**EXERCISE**
Pick every line with "seconded" from the material below.

## START MATERIAL PROVIDED

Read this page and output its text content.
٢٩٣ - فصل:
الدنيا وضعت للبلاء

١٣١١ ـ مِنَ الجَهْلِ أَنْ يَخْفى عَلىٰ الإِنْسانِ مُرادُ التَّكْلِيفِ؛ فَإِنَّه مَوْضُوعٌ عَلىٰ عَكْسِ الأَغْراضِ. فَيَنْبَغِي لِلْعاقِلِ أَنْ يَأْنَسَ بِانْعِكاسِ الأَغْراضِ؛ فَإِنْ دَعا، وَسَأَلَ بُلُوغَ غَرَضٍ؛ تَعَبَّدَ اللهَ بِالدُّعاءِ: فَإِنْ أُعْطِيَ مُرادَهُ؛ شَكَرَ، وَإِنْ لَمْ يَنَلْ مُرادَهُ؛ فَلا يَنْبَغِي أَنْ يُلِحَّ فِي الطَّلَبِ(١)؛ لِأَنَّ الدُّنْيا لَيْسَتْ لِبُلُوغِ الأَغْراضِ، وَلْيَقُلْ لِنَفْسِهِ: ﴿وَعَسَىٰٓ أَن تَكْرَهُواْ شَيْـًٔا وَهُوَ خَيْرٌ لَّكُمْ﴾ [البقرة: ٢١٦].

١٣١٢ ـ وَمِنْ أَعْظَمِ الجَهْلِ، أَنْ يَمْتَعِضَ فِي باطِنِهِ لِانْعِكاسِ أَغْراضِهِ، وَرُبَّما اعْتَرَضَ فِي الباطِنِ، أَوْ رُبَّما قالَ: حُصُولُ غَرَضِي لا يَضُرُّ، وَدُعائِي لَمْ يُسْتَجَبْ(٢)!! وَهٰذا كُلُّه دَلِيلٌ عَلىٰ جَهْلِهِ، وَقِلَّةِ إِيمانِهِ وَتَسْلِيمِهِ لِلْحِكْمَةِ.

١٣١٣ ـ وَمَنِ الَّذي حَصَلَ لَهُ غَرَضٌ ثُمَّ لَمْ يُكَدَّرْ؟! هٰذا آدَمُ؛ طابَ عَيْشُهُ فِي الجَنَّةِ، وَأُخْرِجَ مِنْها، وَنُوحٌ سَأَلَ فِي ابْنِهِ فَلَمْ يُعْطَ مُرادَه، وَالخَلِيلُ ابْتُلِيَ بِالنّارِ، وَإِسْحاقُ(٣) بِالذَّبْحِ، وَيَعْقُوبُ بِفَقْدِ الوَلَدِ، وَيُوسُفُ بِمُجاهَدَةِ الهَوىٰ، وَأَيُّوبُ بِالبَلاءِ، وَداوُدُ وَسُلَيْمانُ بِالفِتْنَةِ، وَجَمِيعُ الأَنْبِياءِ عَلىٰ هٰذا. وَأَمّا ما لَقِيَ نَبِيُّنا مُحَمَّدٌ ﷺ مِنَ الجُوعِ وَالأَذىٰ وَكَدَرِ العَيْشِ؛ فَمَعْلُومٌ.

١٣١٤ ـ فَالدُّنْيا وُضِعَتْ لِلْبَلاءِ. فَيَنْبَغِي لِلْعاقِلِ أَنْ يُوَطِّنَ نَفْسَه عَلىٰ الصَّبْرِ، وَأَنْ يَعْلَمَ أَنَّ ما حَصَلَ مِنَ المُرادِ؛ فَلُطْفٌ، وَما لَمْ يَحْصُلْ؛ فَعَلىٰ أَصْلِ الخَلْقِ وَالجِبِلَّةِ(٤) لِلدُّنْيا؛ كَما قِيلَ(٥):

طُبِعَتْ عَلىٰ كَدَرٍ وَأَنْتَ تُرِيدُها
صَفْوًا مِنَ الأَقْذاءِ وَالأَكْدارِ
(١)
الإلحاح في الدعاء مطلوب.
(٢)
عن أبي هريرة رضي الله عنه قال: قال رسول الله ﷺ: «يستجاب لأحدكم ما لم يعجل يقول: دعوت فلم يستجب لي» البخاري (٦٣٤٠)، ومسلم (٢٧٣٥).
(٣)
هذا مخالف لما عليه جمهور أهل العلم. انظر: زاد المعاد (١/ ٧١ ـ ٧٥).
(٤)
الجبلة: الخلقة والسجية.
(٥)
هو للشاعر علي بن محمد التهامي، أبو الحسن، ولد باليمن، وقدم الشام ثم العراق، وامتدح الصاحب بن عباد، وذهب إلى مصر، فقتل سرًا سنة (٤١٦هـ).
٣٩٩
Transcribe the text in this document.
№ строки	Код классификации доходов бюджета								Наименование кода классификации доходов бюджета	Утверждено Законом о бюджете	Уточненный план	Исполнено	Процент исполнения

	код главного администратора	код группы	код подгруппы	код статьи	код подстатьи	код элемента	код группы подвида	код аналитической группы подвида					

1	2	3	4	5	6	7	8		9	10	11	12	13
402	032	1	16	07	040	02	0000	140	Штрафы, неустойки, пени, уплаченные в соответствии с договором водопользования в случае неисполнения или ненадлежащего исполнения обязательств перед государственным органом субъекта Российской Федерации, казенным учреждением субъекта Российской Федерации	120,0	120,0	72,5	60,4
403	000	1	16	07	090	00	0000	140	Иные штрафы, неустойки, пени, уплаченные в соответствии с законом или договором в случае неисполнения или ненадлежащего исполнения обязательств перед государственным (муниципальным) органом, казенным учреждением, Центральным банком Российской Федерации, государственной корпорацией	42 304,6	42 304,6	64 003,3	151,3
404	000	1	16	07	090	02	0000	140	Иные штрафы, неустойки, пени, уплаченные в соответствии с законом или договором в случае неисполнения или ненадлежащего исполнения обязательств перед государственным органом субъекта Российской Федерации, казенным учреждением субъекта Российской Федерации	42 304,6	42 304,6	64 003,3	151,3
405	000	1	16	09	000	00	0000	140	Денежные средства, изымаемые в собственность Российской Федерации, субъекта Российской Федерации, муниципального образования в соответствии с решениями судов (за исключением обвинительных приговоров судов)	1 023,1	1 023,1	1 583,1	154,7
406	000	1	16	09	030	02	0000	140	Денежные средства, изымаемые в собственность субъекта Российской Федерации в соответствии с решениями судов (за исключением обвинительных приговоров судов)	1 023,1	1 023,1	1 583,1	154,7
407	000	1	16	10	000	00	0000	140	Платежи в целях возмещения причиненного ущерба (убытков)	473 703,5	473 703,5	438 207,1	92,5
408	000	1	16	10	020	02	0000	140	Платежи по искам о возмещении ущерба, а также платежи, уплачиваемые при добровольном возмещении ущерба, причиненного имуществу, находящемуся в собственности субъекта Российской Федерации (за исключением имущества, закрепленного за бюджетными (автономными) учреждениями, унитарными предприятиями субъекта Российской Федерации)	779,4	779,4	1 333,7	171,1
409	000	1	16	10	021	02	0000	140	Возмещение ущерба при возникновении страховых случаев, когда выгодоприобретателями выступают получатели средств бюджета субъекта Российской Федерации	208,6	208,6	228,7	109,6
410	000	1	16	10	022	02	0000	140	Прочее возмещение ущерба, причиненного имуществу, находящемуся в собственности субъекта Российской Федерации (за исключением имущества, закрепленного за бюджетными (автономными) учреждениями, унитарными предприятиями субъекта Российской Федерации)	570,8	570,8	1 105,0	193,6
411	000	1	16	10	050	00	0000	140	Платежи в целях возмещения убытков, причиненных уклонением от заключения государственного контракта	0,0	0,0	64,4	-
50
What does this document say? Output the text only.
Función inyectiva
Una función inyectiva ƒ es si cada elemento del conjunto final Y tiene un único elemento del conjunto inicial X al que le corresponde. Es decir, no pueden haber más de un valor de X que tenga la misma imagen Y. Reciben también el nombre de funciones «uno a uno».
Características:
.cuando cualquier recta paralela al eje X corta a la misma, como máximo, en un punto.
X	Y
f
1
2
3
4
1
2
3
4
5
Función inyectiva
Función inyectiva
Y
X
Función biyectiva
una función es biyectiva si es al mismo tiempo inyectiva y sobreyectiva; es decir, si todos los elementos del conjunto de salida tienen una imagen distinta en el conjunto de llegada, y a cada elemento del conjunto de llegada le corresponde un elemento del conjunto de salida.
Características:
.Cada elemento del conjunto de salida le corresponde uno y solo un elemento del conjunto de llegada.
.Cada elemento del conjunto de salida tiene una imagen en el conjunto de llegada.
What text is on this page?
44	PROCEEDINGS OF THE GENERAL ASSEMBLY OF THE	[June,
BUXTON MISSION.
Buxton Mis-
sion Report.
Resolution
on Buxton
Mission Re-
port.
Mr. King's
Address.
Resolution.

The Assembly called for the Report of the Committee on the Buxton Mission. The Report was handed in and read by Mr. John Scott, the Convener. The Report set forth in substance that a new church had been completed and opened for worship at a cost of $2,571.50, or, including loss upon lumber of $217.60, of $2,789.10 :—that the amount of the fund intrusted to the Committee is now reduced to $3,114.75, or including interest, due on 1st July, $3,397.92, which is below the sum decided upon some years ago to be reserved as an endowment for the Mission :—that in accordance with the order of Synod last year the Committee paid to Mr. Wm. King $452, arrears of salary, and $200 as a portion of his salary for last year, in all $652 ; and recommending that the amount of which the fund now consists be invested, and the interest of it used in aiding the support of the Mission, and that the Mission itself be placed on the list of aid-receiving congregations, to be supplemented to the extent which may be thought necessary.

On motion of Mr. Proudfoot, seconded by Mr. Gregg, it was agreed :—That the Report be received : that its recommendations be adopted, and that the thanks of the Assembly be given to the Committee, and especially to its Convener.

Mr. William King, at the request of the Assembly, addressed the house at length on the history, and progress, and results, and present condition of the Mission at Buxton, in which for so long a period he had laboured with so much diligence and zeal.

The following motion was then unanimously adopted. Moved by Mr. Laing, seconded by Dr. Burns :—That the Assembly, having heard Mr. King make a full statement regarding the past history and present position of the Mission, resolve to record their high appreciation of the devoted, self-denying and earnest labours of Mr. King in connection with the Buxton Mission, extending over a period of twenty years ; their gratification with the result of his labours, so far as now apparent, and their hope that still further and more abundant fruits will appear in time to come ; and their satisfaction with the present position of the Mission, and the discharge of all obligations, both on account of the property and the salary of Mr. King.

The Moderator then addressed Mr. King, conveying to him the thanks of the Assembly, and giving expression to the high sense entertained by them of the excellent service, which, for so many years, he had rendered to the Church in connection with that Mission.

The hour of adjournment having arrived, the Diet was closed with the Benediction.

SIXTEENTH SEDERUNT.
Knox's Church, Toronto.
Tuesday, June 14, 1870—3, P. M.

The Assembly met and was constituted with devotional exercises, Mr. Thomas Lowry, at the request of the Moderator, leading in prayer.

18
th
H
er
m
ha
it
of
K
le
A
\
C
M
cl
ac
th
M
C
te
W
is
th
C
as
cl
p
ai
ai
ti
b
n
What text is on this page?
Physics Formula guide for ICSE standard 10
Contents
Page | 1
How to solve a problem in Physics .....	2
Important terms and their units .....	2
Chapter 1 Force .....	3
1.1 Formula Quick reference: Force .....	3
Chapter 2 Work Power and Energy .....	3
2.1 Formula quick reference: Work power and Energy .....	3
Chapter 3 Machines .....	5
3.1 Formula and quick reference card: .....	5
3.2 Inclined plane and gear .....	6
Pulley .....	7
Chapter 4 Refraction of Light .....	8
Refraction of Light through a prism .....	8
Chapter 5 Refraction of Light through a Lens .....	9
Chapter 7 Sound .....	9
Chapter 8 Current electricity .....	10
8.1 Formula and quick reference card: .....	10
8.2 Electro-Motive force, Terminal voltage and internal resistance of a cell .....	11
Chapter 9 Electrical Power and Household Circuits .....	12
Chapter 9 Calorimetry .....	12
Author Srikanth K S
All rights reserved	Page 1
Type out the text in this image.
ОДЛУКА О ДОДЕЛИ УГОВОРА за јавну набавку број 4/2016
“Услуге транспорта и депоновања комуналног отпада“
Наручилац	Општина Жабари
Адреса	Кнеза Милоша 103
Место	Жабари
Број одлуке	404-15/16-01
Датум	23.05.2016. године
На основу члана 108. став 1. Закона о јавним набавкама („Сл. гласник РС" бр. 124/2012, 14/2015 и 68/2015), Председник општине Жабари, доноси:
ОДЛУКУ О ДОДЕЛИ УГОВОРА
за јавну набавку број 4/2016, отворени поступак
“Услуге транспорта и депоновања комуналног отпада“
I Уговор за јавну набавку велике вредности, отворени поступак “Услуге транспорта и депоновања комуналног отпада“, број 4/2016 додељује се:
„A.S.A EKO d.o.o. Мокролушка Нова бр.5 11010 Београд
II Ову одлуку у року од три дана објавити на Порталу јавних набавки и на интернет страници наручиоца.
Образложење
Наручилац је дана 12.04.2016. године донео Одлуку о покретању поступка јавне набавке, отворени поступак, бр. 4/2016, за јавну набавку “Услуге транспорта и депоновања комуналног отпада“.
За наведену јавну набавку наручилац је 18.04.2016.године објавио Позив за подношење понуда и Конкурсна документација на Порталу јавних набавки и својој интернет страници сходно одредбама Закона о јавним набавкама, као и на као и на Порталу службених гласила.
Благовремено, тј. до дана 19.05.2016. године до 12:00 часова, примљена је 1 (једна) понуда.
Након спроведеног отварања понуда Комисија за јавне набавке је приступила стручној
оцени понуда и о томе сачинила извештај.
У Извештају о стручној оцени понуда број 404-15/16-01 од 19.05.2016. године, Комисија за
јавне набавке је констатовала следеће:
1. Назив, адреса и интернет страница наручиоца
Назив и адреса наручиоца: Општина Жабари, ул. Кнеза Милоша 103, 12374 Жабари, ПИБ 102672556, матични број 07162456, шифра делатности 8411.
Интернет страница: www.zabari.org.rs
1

## END MATERIAL PROVIDED

**TASK OUTPUT**
On motion of Mr. Proudfoot, seconded by Mr. Gregg, it was agreed :—That the Report be received : that its recommendations be adopted, and that the thanks of the Assembly be given to the Committee, and especially to its Convener.
The following motion was then unanimously adopted. Moved by Mr. Laing, seconded by Dr. Burns :—That the Assembly, having heard Mr. King make a full statement regarding the past history and present position of the Mission, resolve to record their high appreciation of the devoted, self-denying and earnest labours of Mr. King in connection with the Buxton Mission, extending over a period of twenty years ; their gratification with the result of his labours, so far as now apparent, and their hope that still further and more abundant fruits will appear in time to come ; and their satisfaction with the present position of the Mission, and the discharge of all obligations, both on account of the property and the salary of Mr. King.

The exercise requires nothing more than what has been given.